_Written problem_. Lines holding the string "earlier" are the ones to copy; find them all in the data.

[Extracted data entries]
....

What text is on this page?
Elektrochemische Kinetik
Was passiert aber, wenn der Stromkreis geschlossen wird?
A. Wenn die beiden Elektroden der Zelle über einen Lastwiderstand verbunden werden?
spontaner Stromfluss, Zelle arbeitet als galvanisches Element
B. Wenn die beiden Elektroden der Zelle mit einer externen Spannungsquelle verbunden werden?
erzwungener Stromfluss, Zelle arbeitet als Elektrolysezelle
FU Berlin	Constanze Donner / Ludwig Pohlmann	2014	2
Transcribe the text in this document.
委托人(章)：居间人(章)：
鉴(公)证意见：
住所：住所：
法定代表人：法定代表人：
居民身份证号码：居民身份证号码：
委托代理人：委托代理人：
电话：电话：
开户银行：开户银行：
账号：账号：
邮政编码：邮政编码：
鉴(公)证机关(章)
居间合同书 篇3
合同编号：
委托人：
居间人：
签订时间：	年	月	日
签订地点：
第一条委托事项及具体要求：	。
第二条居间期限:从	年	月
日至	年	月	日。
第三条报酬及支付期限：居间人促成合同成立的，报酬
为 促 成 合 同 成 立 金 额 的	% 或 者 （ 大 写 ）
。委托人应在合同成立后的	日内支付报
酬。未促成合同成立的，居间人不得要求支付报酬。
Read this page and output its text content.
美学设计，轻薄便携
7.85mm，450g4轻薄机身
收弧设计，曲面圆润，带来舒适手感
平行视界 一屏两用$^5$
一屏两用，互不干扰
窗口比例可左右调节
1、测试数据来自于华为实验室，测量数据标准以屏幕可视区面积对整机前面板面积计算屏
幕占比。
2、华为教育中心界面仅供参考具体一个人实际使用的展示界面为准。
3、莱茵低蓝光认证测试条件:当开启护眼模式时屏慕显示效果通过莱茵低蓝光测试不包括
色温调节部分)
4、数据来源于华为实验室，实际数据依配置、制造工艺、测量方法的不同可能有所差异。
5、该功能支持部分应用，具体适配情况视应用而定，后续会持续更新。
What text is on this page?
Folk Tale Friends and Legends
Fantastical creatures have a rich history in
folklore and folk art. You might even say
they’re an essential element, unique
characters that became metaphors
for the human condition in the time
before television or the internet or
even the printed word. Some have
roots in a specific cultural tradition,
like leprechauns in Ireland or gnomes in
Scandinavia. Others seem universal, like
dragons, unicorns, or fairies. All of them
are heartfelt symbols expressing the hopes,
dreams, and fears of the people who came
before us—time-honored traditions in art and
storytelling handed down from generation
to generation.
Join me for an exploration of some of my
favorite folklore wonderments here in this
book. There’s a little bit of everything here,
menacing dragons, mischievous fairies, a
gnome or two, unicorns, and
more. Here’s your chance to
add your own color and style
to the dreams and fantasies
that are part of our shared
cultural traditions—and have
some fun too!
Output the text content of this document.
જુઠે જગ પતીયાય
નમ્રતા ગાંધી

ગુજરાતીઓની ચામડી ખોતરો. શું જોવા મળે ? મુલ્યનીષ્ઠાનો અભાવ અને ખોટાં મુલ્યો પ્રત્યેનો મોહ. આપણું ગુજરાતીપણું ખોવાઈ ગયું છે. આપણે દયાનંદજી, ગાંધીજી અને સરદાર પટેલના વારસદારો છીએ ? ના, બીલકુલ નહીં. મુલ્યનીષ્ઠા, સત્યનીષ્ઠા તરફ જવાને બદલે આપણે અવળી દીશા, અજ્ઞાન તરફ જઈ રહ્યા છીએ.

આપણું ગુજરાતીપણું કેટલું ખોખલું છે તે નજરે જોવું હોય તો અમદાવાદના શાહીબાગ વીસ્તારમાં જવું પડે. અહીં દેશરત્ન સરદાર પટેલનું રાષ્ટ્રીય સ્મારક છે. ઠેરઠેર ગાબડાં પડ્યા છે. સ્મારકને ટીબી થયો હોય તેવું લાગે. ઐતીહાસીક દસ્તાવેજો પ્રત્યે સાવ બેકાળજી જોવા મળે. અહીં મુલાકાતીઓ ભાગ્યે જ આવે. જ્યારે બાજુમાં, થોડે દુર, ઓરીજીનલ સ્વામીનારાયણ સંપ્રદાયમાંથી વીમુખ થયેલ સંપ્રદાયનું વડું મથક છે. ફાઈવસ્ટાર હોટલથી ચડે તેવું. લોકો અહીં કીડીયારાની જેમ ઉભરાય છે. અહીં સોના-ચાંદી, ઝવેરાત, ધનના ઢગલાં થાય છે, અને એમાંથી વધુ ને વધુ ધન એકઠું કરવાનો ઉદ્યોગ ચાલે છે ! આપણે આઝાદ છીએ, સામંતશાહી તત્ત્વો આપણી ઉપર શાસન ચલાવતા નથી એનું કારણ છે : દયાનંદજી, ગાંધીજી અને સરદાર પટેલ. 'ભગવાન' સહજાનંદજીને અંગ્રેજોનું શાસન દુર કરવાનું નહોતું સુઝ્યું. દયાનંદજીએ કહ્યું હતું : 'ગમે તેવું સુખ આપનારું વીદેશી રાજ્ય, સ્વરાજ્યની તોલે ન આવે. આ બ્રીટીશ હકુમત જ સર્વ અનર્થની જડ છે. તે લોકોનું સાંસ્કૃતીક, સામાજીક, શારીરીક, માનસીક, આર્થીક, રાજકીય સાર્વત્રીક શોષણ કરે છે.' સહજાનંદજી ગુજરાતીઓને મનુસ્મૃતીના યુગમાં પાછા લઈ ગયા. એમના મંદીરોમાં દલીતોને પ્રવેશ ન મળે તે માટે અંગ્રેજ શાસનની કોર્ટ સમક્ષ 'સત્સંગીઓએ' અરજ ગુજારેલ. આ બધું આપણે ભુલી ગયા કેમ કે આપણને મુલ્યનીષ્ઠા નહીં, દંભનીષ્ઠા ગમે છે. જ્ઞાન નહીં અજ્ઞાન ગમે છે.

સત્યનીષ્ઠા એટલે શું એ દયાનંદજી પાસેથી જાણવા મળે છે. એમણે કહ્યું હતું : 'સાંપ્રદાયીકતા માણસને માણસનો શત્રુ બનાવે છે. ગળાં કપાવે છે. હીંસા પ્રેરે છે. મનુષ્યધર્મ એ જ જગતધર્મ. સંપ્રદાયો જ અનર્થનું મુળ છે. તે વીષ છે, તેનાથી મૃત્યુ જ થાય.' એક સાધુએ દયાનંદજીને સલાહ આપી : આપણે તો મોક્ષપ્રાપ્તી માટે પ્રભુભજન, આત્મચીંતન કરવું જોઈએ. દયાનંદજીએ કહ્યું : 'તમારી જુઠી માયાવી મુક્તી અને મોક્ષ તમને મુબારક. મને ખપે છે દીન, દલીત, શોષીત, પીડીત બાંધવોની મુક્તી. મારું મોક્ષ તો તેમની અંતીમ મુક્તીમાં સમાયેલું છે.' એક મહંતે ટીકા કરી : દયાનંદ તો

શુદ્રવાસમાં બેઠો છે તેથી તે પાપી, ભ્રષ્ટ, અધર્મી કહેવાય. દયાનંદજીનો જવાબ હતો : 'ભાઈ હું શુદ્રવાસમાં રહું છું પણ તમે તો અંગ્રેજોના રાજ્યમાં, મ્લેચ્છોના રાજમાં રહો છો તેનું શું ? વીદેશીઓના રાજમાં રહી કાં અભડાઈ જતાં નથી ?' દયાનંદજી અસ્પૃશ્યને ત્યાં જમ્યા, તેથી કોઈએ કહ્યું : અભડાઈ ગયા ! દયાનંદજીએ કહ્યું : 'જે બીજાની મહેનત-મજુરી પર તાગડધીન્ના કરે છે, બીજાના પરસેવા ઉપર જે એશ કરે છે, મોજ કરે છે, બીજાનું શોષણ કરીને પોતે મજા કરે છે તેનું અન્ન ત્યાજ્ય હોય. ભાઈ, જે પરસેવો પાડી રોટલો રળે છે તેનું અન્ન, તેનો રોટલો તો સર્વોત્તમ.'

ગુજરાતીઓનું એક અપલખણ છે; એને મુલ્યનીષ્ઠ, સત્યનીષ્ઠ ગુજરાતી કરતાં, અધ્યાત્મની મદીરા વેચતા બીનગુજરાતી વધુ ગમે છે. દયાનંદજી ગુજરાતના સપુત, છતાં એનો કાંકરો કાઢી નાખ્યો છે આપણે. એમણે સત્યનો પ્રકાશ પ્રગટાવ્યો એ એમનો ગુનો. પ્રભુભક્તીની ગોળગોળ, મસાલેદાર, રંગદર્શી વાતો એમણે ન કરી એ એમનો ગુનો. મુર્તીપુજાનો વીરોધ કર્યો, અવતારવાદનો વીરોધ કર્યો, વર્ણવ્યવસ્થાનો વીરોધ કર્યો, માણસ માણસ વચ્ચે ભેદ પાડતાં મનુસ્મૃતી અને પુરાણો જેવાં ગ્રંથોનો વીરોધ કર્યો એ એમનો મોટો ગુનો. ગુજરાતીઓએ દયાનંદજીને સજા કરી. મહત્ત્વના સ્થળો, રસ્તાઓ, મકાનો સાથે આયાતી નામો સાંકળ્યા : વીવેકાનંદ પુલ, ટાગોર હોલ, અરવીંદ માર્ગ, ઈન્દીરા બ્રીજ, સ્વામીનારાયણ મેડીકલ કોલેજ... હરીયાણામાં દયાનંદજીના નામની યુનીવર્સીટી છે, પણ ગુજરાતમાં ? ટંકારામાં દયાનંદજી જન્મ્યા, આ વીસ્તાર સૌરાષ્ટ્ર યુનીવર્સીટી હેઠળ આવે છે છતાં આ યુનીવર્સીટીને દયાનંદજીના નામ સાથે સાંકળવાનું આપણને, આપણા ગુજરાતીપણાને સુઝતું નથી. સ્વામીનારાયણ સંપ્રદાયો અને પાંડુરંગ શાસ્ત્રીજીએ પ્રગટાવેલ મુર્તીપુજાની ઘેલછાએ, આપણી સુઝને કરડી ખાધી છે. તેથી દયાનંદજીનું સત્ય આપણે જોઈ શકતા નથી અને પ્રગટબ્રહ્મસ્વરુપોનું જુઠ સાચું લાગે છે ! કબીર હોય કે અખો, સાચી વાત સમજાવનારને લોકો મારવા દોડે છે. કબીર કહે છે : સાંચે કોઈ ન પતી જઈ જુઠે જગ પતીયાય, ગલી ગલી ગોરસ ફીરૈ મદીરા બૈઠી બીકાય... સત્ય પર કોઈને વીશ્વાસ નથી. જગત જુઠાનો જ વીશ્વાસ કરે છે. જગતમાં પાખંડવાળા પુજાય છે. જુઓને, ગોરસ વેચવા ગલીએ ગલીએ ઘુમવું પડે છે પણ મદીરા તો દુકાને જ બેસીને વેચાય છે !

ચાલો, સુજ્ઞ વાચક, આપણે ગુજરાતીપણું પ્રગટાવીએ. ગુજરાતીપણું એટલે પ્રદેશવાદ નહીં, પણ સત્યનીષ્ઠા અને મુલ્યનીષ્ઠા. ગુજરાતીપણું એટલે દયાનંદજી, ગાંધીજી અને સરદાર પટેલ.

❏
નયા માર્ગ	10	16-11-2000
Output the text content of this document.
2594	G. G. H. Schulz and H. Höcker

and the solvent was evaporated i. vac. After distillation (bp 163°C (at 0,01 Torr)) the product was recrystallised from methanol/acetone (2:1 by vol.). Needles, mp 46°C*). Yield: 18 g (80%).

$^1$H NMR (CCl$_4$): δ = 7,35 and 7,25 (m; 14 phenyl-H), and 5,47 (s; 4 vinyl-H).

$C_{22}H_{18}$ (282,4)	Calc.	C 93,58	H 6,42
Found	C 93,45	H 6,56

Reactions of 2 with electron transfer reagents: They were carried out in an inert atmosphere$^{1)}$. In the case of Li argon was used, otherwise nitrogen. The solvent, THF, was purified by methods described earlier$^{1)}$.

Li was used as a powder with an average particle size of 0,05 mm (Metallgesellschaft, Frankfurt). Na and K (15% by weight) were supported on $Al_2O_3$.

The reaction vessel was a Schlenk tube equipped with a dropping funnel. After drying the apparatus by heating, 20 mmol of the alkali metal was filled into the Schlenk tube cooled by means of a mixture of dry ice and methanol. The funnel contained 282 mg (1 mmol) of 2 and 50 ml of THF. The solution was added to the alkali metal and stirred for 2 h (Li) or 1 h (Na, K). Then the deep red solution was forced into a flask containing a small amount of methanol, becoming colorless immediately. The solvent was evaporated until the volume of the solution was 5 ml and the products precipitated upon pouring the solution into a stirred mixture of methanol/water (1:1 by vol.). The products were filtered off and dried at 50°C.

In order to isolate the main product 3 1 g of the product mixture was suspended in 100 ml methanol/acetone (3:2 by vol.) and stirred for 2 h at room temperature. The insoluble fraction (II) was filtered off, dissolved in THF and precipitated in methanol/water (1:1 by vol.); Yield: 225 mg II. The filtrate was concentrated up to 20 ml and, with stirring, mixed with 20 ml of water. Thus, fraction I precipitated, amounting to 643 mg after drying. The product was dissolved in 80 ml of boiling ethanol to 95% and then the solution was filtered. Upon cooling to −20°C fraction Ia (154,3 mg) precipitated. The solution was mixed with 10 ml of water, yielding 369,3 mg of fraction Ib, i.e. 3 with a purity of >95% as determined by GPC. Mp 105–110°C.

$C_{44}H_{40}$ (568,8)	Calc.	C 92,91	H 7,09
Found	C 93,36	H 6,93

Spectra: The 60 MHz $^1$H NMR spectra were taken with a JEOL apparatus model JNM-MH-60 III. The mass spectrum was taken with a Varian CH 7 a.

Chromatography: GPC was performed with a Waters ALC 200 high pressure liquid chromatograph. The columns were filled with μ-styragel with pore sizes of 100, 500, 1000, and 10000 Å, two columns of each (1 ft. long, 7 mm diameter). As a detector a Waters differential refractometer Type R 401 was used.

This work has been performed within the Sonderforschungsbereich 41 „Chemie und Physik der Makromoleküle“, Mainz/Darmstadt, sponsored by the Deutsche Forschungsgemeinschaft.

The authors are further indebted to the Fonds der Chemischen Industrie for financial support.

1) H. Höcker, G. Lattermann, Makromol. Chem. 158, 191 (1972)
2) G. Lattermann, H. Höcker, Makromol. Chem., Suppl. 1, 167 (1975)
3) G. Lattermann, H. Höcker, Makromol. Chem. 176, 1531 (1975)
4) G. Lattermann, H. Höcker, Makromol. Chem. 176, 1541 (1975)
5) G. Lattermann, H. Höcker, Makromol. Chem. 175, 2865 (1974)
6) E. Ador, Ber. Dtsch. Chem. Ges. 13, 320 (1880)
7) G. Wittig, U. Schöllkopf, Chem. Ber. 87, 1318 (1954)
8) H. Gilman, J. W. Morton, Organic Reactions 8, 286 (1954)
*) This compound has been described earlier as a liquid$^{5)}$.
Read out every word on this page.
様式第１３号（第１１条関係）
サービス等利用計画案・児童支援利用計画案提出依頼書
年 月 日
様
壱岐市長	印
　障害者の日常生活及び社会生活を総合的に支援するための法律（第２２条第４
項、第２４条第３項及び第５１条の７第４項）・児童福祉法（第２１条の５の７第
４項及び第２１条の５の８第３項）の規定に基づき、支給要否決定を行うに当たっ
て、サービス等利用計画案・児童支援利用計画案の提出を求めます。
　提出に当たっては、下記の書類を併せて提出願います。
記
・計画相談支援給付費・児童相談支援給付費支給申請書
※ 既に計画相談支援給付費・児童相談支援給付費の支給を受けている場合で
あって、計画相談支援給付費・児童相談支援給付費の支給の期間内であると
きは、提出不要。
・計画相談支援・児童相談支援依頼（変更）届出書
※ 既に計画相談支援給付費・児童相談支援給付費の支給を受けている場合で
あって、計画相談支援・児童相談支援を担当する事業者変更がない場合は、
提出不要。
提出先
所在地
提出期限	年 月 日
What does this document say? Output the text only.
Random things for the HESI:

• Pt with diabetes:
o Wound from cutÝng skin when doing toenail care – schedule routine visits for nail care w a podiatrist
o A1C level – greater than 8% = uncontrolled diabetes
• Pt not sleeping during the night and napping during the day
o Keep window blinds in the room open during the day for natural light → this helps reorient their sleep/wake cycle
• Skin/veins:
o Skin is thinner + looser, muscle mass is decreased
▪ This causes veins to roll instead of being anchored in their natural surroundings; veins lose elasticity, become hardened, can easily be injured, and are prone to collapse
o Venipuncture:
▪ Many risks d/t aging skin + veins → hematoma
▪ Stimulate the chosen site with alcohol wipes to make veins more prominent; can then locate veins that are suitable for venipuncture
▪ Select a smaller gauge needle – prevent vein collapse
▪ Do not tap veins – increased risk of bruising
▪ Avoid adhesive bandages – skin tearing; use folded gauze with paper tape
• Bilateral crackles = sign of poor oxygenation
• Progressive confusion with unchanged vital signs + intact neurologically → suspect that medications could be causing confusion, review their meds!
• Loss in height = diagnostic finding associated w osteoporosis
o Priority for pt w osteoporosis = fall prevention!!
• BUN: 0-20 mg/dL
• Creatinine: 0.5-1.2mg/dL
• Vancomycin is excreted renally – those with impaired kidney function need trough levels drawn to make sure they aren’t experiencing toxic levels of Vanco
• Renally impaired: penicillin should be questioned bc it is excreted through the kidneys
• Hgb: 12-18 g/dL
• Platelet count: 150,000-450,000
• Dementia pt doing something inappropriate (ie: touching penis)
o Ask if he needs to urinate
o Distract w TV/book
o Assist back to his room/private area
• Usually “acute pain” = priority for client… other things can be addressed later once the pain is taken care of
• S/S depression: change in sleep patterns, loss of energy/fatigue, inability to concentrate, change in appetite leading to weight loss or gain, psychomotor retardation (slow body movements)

....

_Exercise result_.
Reactions of 2 with electron transfer reagents: They were carried out in an inert atmosphere$^{1)}$. In the case of Li argon was used, otherwise nitrogen. The solvent, THF, was purified by methods described earlier$^{1)}$.
*) This compound has been described earlier as a liquid$^{5)}$.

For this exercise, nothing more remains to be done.